Written exercise: All of the data must be printed exactly; please include every line.

BEGIN Records for processing

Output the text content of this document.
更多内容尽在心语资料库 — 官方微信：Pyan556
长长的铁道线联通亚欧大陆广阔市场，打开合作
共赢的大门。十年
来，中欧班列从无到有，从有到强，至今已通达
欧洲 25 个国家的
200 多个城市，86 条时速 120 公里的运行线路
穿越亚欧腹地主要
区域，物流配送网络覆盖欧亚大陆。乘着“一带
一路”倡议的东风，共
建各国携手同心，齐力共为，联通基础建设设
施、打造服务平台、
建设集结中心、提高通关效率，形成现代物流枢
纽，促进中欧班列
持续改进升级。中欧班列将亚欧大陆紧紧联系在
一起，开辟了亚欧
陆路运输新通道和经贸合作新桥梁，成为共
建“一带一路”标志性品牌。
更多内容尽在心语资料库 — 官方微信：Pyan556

END Records for processing

Answer to the problem:
Output the text content of this document.
更多内容尽在心语资料库 — 官方微信：Pyan556
长长的铁道线联通亚欧大陆广阔市场，打开合作
共赢的大门。十年
来，中欧班列从无到有，从有到强，至今已通达
欧洲 25 个国家的
200 多个城市，86 条时速 120 公里的运行线路
穿越亚欧腹地主要
区域，物流配送网络覆盖欧亚大陆。乘着“一带
一路”倡议的东风，共
建各国携手同心，齐力共为，联通基础建设设
施、打造服务平台、
建设集结中心、提高通关效率，形成现代物流枢
纽，促进中欧班列
持续改进升级。中欧班列将亚欧大陆紧紧联系在
一起，开辟了亚欧
陆路运输新通道和经贸合作新桥梁，成为共
建“一带一路”标志性品牌。
更多内容尽在心语资料库 — 官方微信：Pyan556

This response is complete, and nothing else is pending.